Work instructions
Every record must be transcribed in its entirety, apart from the images, which are to be omitted.
-- START OF Records provided --
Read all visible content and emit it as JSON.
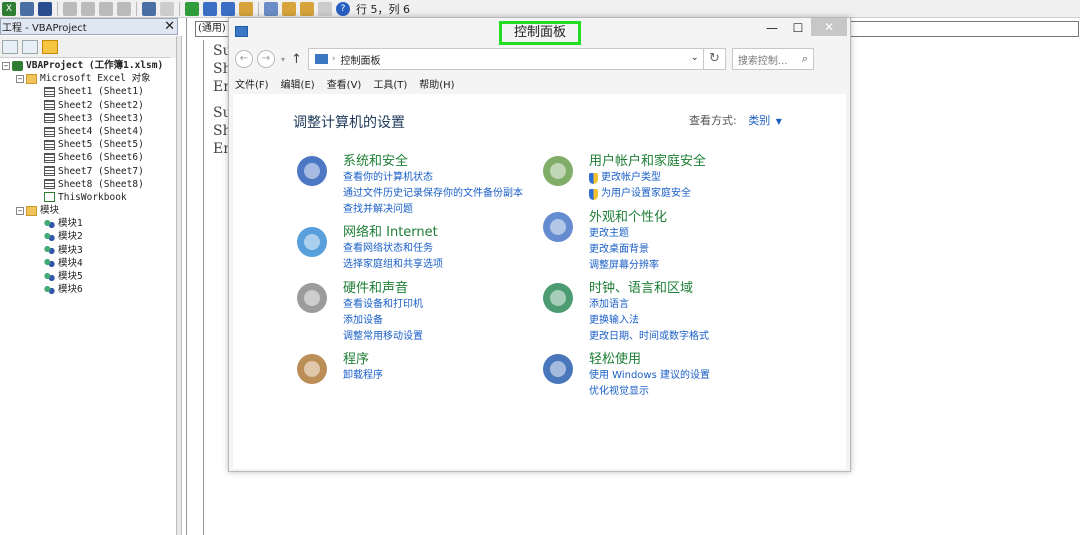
{
  "vba": {
    "toolbar": {
      "position": "行 5，列 6"
    },
    "project": {
      "title": "工程 - VBAProject",
      "close": "✕",
      "tree": [
        {
          "label": "VBAProject (工作簿1.xlsm)",
          "level": 0,
          "kind": "proj",
          "expander": "−"
        },
        {
          "label": "Microsoft Excel 对象",
          "level": 1,
          "kind": "folder",
          "expander": "−"
        },
        {
          "label": "Sheet1 (Sheet1)",
          "level": 2,
          "kind": "sheet"
        },
        {
          "label": "Sheet2 (Sheet2)",
          "level": 2,
          "kind": "sheet"
        },
        {
          "label": "Sheet3 (Sheet3)",
          "level": 2,
          "kind": "sheet"
        },
        {
          "label": "Sheet4 (Sheet4)",
          "level": 2,
          "kind": "sheet"
        },
        {
          "label": "Sheet5 (Sheet5)",
          "level": 2,
          "kind": "sheet"
        },
        {
          "label": "Sheet6 (Sheet6)",
          "level": 2,
          "kind": "sheet"
        },
        {
          "label": "Sheet7 (Sheet7)",
          "level": 2,
          "kind": "sheet"
        },
        {
          "label": "Sheet8 (Sheet8)",
          "level": 2,
          "kind": "sheet"
        },
        {
          "label": "ThisWorkbook",
          "level": 2,
          "kind": "wb"
        },
        {
          "label": "模块",
          "level": 1,
          "kind": "folder",
          "expander": "−"
        },
        {
          "label": "模块1",
          "level": 2,
          "kind": "mod"
        },
        {
          "label": "模块2",
          "level": 2,
          "kind": "mod"
        },
        {
          "label": "模块3",
          "level": 2,
          "kind": "mod"
        },
        {
          "label": "模块4",
          "level": 2,
          "kind": "mod"
        },
        {
          "label": "模块5",
          "level": 2,
          "kind": "mod"
        },
        {
          "label": "模块6",
          "level": 2,
          "kind": "mod"
        }
      ]
    },
    "code": {
      "object_combo": "(通用)",
      "lines_a": [
        "Su",
        "Sh",
        "En"
      ],
      "lines_b": [
        "Su",
        "Sh",
        "En"
      ]
    }
  },
  "control_panel": {
    "window_title": "控制面板",
    "address": {
      "crumb": "控制面板",
      "search_placeholder": "搜索控制..."
    },
    "menu": [
      "文件(F)",
      "编辑(E)",
      "查看(V)",
      "工具(T)",
      "帮助(H)"
    ],
    "heading": "调整计算机的设置",
    "view_by_label": "查看方式:",
    "view_by_value": "类别",
    "categories": [
      {
        "title": "系统和安全",
        "icon": "security-shield-icon",
        "links": [
          "查看你的计算机状态",
          "通过文件历史记录保存你的文件备份副本",
          "查找并解决问题"
        ]
      },
      {
        "title": "网络和 Internet",
        "icon": "network-globe-icon",
        "links": [
          "查看网络状态和任务",
          "选择家庭组和共享选项"
        ]
      },
      {
        "title": "硬件和声音",
        "icon": "printer-speaker-icon",
        "links": [
          "查看设备和打印机",
          "添加设备",
          "调整常用移动设置"
        ]
      },
      {
        "title": "程序",
        "icon": "programs-box-icon",
        "links": [
          "卸载程序"
        ]
      },
      {
        "title": "用户帐户和家庭安全",
        "icon": "users-icon",
        "links": [
          "更改帐户类型",
          "为用户设置家庭安全"
        ]
      },
      {
        "title": "外观和个性化",
        "icon": "display-palette-icon",
        "links": [
          "更改主题",
          "更改桌面背景",
          "调整屏幕分辨率"
        ]
      },
      {
        "title": "时钟、语言和区域",
        "icon": "clock-globe-icon",
        "links": [
          "添加语言",
          "更换输入法",
          "更改日期、时间或数字格式"
        ]
      },
      {
        "title": "轻松使用",
        "icon": "ease-of-access-icon",
        "links": [
          "使用 Windows 建议的设置",
          "优化视觉显示"
        ]
      }
    ]
  }
}
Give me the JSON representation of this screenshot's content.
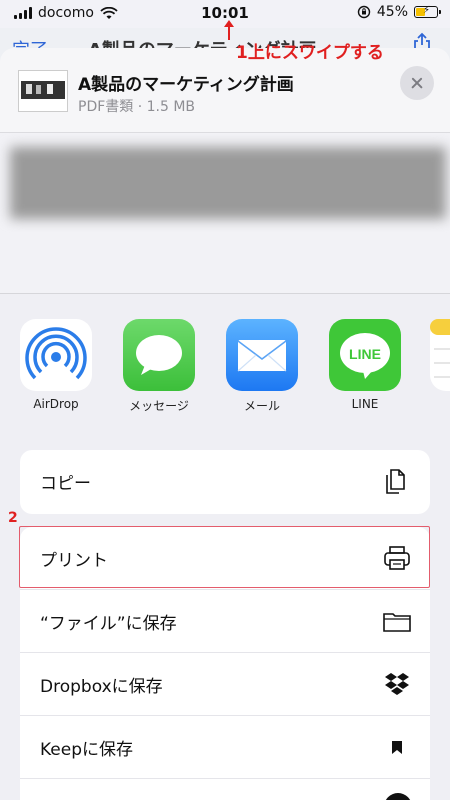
{
  "status": {
    "carrier": "docomo",
    "time": "10:01",
    "battery": "45%",
    "battery_level": 0.45
  },
  "background_page": {
    "done_label": "完了",
    "title": "A製品のマーケティング計画"
  },
  "annotations": {
    "step1": "1上にスワイプする",
    "step2": "2"
  },
  "sheet": {
    "doc_title": "A製品のマーケティング計画",
    "doc_meta": "PDF書類 · 1.5 MB"
  },
  "apps": [
    {
      "label": "AirDrop",
      "icon": "airdrop-icon"
    },
    {
      "label": "メッセージ",
      "icon": "message-bubble-icon"
    },
    {
      "label": "メール",
      "icon": "mail-envelope-icon"
    },
    {
      "label": "LINE",
      "icon": "line-app-icon"
    }
  ],
  "line_icon_text": "LINE",
  "actions": [
    {
      "label": "コピー",
      "icon": "copy-icon"
    },
    {
      "label": "プリント",
      "icon": "printer-icon"
    },
    {
      "label": "“ファイル”に保存",
      "icon": "folder-icon"
    },
    {
      "label": "Dropboxに保存",
      "icon": "dropbox-icon"
    },
    {
      "label": "Keepに保存",
      "icon": "bookmark-icon"
    }
  ],
  "colors": {
    "accent_red": "#e02020",
    "ios_blue": "#2f66d6",
    "highlight_border": "#e35c6c"
  }
}
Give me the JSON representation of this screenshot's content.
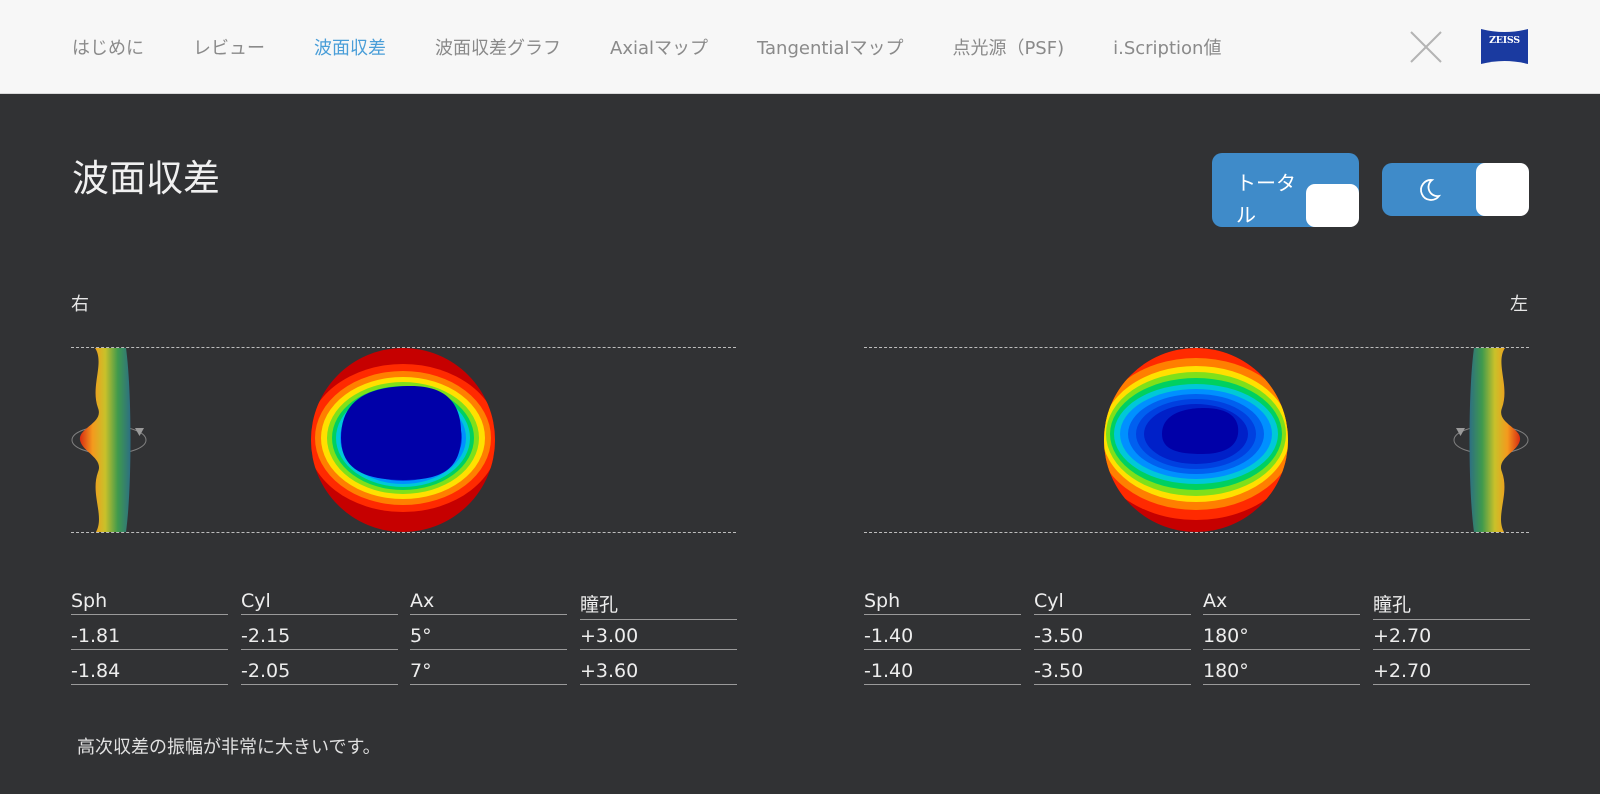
{
  "nav": {
    "items": [
      {
        "label": "はじめに"
      },
      {
        "label": "レビュー"
      },
      {
        "label": "波面収差"
      },
      {
        "label": "波面収差グラフ"
      },
      {
        "label": "Axialマップ"
      },
      {
        "label": "Tangentialマップ"
      },
      {
        "label": "点光源（PSF)"
      },
      {
        "label": "i.Scription値"
      }
    ],
    "active_index": 2,
    "close_icon": "close-x-icon",
    "logo_text": "ZEISS"
  },
  "page": {
    "title": "波面収差",
    "toggle_total_label": "トータル",
    "toggle_night_icon": "moon-icon"
  },
  "right_eye": {
    "label": "右",
    "headers": [
      "Sph",
      "Cyl",
      "Ax",
      "瞳孔"
    ],
    "rows": [
      [
        "-1.81",
        "-2.15",
        "5°",
        "+3.00"
      ],
      [
        "-1.84",
        "-2.05",
        "7°",
        "+3.60"
      ]
    ]
  },
  "left_eye": {
    "label": "左",
    "headers": [
      "Sph",
      "Cyl",
      "Ax",
      "瞳孔"
    ],
    "rows": [
      [
        "-1.40",
        "-3.50",
        "180°",
        "+2.70"
      ],
      [
        "-1.40",
        "-3.50",
        "180°",
        "+2.70"
      ]
    ]
  },
  "note": "高次収差の振幅が非常に大きいです。",
  "colors": {
    "accent": "#4a9ed8",
    "toggle": "#3f8bc9",
    "background": "#313234",
    "logo": "#1a3aa0"
  }
}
-- END OF Records provided --
Response to this task
Read all visible content and emit it as JSON.
{
  "vba": {
    "toolbar": {
      "position": "行 5，列 6"
    },
    "project": {
      "title": "工程 - VBAProject",
      "close": "✕",
      "tree": [
        {
          "label": "VBAProject (工作簿1.xlsm)",
          "level": 0,
          "kind": "proj",
          "expander": "−"
        },
        {
          "label": "Microsoft Excel 对象",
          "level": 1,
          "kind": "folder",
          "expander": "−"
        },
        {
          "label": "Sheet1 (Sheet1)",
          "level": 2,
          "kind": "sheet"
        },
        {
          "label": "Sheet2 (Sheet2)",
          "level": 2,
          "kind": "sheet"
        },
        {
          "label": "Sheet3 (Sheet3)",
          "level": 2,
          "kind": "sheet"
        },
        {
          "label": "Sheet4 (Sheet4)",
          "level": 2,
          "kind": "sheet"
        },
        {
          "label": "Sheet5 (Sheet5)",
          "level": 2,
          "kind": "sheet"
        },
        {
          "label": "Sheet6 (Sheet6)",
          "level": 2,
          "kind": "sheet"
        },
        {
          "label": "Sheet7 (Sheet7)",
          "level": 2,
          "kind": "sheet"
        },
        {
          "label": "Sheet8 (Sheet8)",
          "level": 2,
          "kind": "sheet"
        },
        {
          "label": "ThisWorkbook",
          "level": 2,
          "kind": "wb"
        },
        {
          "label": "模块",
          "level": 1,
          "kind": "folder",
          "expander": "−"
        },
        {
          "label": "模块1",
          "level": 2,
          "kind": "mod"
        },
        {
          "label": "模块2",
          "level": 2,
          "kind": "mod"
        },
        {
          "label": "模块3",
          "level": 2,
          "kind": "mod"
        },
        {
          "label": "模块4",
          "level": 2,
          "kind": "mod"
        },
        {
          "label": "模块5",
          "level": 2,
          "kind": "mod"
        },
        {
          "label": "模块6",
          "level": 2,
          "kind": "mod"
        }
      ]
    },
    "code": {
      "object_combo": "(通用)",
      "lines_a": [
        "Su",
        "Sh",
        "En"
      ],
      "lines_b": [
        "Su",
        "Sh",
        "En"
      ]
    }
  },
  "control_panel": {
    "window_title": "控制面板",
    "address": {
      "crumb": "控制面板",
      "search_placeholder": "搜索控制..."
    },
    "menu": [
      "文件(F)",
      "编辑(E)",
      "查看(V)",
      "工具(T)",
      "帮助(H)"
    ],
    "heading": "调整计算机的设置",
    "view_by_label": "查看方式:",
    "view_by_value": "类别",
    "categories": [
      {
        "title": "系统和安全",
        "icon": "security-shield-icon",
        "links": [
          "查看你的计算机状态",
          "通过文件历史记录保存你的文件备份副本",
          "查找并解决问题"
        ]
      },
      {
        "title": "网络和 Internet",
        "icon": "network-globe-icon",
        "links": [
          "查看网络状态和任务",
          "选择家庭组和共享选项"
        ]
      },
      {
        "title": "硬件和声音",
        "icon": "printer-speaker-icon",
        "links": [
          "查看设备和打印机",
          "添加设备",
          "调整常用移动设置"
        ]
      },
      {
        "title": "程序",
        "icon": "programs-box-icon",
        "links": [
          "卸载程序"
        ]
      },
      {
        "title": "用户帐户和家庭安全",
        "icon": "users-icon",
        "links": [
          "更改帐户类型",
          "为用户设置家庭安全"
        ]
      },
      {
        "title": "外观和个性化",
        "icon": "display-palette-icon",
        "links": [
          "更改主题",
          "更改桌面背景",
          "调整屏幕分辨率"
        ]
      },
      {
        "title": "时钟、语言和区域",
        "icon": "clock-globe-icon",
        "links": [
          "添加语言",
          "更换输入法",
          "更改日期、时间或数字格式"
        ]
      },
      {
        "title": "轻松使用",
        "icon": "ease-of-access-icon",
        "links": [
          "使用 Windows 建议的设置",
          "优化视觉显示"
        ]
      }
    ]
  }
}
Give me the JSON representation of this screenshot's content.
{
  "status": {
    "carrier": "docomo",
    "time": "10:01",
    "battery": "45%",
    "battery_level": 0.45
  },
  "background_page": {
    "done_label": "完了",
    "title": "A製品のマーケティング計画"
  },
  "annotations": {
    "step1": "1上にスワイプする",
    "step2": "2"
  },
  "sheet": {
    "doc_title": "A製品のマーケティング計画",
    "doc_meta": "PDF書類 · 1.5 MB"
  },
  "apps": [
    {
      "label": "AirDrop",
      "icon": "airdrop-icon"
    },
    {
      "label": "メッセージ",
      "icon": "message-bubble-icon"
    },
    {
      "label": "メール",
      "icon": "mail-envelope-icon"
    },
    {
      "label": "LINE",
      "icon": "line-app-icon"
    }
  ],
  "line_icon_text": "LINE",
  "actions": [
    {
      "label": "コピー",
      "icon": "copy-icon"
    },
    {
      "label": "プリント",
      "icon": "printer-icon"
    },
    {
      "label": "“ファイル”に保存",
      "icon": "folder-icon"
    },
    {
      "label": "Dropboxに保存",
      "icon": "dropbox-icon"
    },
    {
      "label": "Keepに保存",
      "icon": "bookmark-icon"
    }
  ],
  "colors": {
    "accent_red": "#e02020",
    "ios_blue": "#2f66d6",
    "highlight_border": "#e35c6c"
  }
}
Give me the JSON representation of this screenshot's content.
{
  "nav": {
    "items": [
      {
        "label": "はじめに"
      },
      {
        "label": "レビュー"
      },
      {
        "label": "波面収差"
      },
      {
        "label": "波面収差グラフ"
      },
      {
        "label": "Axialマップ"
      },
      {
        "label": "Tangentialマップ"
      },
      {
        "label": "点光源（PSF)"
      },
      {
        "label": "i.Scription値"
      }
    ],
    "active_index": 2,
    "close_icon": "close-x-icon",
    "logo_text": "ZEISS"
  },
  "page": {
    "title": "波面収差",
    "toggle_total_label": "トータル",
    "toggle_night_icon": "moon-icon"
  },
  "right_eye": {
    "label": "右",
    "headers": [
      "Sph",
      "Cyl",
      "Ax",
      "瞳孔"
    ],
    "rows": [
      [
        "-1.81",
        "-2.15",
        "5°",
        "+3.00"
      ],
      [
        "-1.84",
        "-2.05",
        "7°",
        "+3.60"
      ]
    ]
  },
  "left_eye": {
    "label": "左",
    "headers": [
      "Sph",
      "Cyl",
      "Ax",
      "瞳孔"
    ],
    "rows": [
      [
        "-1.40",
        "-3.50",
        "180°",
        "+2.70"
      ],
      [
        "-1.40",
        "-3.50",
        "180°",
        "+2.70"
      ]
    ]
  },
  "note": "高次収差の振幅が非常に大きいです。",
  "colors": {
    "accent": "#4a9ed8",
    "toggle": "#3f8bc9",
    "background": "#313234",
    "logo": "#1a3aa0"
  }
}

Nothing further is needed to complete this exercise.